**Required task:** Copy out the entries below precisely; nothing is to be omitted.

▬▬▬▬▬▬▬▬▬▬

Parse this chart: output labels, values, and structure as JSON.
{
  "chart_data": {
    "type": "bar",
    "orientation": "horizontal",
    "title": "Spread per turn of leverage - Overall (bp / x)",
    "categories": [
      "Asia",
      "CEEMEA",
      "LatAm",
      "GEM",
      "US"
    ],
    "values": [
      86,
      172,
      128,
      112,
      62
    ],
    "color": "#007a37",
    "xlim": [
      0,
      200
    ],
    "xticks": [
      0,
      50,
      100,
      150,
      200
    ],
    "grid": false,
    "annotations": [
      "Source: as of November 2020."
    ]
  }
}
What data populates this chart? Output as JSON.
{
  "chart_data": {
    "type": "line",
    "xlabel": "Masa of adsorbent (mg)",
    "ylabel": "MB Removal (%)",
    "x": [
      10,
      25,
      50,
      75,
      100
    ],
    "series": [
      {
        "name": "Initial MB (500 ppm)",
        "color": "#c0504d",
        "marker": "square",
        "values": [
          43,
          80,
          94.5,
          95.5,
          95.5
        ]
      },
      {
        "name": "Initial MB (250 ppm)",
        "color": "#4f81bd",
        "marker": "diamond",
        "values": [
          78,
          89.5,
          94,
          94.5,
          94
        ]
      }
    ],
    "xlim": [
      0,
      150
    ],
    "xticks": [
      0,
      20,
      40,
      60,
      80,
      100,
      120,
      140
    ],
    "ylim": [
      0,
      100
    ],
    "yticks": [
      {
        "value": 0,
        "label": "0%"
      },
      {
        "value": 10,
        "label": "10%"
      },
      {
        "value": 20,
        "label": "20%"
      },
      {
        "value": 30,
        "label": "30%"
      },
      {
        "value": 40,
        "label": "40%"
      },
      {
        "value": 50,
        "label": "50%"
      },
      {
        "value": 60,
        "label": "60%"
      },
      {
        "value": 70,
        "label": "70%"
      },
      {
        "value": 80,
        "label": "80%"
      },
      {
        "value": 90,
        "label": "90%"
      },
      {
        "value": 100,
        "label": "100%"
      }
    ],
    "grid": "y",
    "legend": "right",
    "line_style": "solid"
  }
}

▬▬▬▬▬▬▬▬▬▬

**Completed exercise:**
Parse this chart: output labels, values, and structure as JSON.
{
  "chart_data": {
    "type": "bar",
    "orientation": "horizontal",
    "title": "Spread per turn of leverage - Overall (bp / x)",
    "categories": [
      "Asia",
      "CEEMEA",
      "LatAm",
      "GEM",
      "US"
    ],
    "values": [
      86,
      172,
      128,
      112,
      62
    ],
    "color": "#007a37",
    "xlim": [
      0,
      200
    ],
    "xticks": [
      0,
      50,
      100,
      150,
      200
    ],
    "grid": false,
    "annotations": [
      "Source: as of November 2020."
    ]
  }
}
What data populates this chart? Output as JSON.
{
  "chart_data": {
    "type": "line",
    "xlabel": "Masa of adsorbent (mg)",
    "ylabel": "MB Removal (%)",
    "x": [
      10,
      25,
      50,
      75,
      100
    ],
    "series": [
      {
        "name": "Initial MB (500 ppm)",
        "color": "#c0504d",
        "marker": "square",
        "values": [
          43,
          80,
          94.5,
          95.5,
          95.5
        ]
      },
      {
        "name": "Initial MB (250 ppm)",
        "color": "#4f81bd",
        "marker": "diamond",
        "values": [
          78,
          89.5,
          94,
          94.5,
          94
        ]
      }
    ],
    "xlim": [
      0,
      150
    ],
    "xticks": [
      0,
      20,
      40,
      60,
      80,
      100,
      120,
      140
    ],
    "ylim": [
      0,
      100
    ],
    "yticks": [
      {
        "value": 0,
        "label": "0%"
      },
      {
        "value": 10,
        "label": "10%"
      },
      {
        "value": 20,
        "label": "20%"
      },
      {
        "value": 30,
        "label": "30%"
      },
      {
        "value": 40,
        "label": "40%"
      },
      {
        "value": 50,
        "label": "50%"
      },
      {
        "value": 60,
        "label": "60%"
      },
      {
        "value": 70,
        "label": "70%"
      },
      {
        "value": 80,
        "label": "80%"
      },
      {
        "value": 90,
        "label": "90%"
      },
      {
        "value": 100,
        "label": "100%"
      }
    ],
    "grid": "y",
    "legend": "right",
    "line_style": "solid"
  }
}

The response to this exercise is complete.